Identify the lines holding "再用同样的方法重复几次进行回填土" and copy them.
### Entries supplied ###
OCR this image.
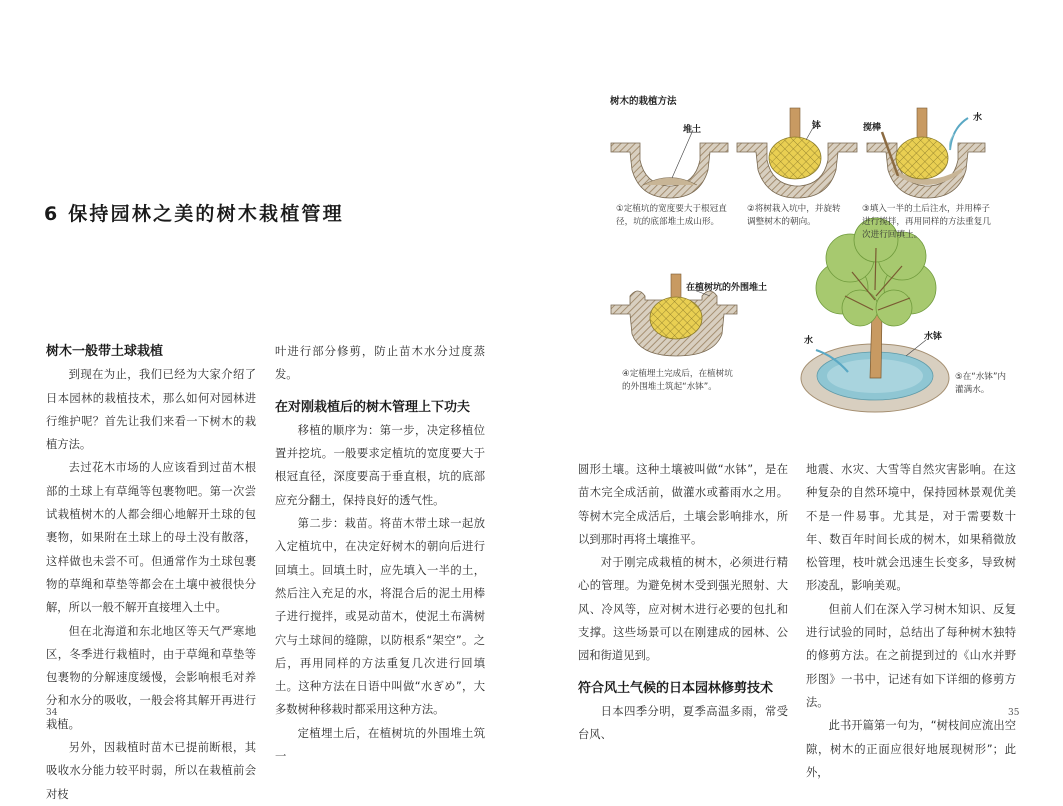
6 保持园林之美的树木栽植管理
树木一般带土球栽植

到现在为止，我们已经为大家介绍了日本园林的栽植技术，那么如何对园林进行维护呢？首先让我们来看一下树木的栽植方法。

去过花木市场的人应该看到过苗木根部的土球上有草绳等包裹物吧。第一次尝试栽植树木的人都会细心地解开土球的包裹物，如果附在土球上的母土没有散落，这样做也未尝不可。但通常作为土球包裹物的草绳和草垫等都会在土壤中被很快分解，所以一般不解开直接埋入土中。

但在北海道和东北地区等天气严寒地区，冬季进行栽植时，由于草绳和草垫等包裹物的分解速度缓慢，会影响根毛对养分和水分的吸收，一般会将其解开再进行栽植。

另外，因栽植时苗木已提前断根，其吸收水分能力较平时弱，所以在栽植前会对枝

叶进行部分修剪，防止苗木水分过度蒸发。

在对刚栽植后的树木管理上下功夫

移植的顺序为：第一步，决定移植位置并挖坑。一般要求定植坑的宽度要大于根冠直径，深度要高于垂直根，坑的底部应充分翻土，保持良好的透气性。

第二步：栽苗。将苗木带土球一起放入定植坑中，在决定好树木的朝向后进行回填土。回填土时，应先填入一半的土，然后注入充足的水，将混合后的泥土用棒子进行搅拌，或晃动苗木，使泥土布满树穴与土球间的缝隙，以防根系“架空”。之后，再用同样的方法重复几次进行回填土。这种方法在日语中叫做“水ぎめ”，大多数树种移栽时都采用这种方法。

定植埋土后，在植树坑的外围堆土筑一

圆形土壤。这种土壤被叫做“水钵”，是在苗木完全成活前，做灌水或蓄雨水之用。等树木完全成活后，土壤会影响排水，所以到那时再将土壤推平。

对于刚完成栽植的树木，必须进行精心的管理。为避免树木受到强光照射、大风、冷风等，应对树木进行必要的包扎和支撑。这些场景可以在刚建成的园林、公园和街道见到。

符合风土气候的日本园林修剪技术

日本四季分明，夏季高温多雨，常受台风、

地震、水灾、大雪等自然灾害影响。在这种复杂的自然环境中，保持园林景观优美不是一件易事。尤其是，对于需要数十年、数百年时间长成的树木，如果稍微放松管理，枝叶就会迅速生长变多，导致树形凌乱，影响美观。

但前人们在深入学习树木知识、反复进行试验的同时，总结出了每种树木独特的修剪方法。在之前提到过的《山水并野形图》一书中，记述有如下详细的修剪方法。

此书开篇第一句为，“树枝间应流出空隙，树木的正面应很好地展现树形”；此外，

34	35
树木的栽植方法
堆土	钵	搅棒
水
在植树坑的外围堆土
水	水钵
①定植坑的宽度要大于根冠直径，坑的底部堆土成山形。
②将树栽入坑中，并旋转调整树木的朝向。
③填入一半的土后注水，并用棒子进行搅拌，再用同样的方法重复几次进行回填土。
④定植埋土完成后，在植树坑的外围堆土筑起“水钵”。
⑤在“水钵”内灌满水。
###
Exercise response:
第二步：栽苗。将苗木带土球一起放入定植坑中，在决定好树木的朝向后进行回填土。回填土时，应先填入一半的土，然后注入充足的水，将混合后的泥土用棒子进行搅拌，或晃动苗木，使泥土布满树穴与土球间的缝隙，以防根系“架空”。之后，再用同样的方法重复几次进行回填土。这种方法在日语中叫做“水ぎめ”，大多数树种移栽时都采用这种方法。
③填入一半的土后注水，并用棒子进行搅拌，再用同样的方法重复几次进行回填土。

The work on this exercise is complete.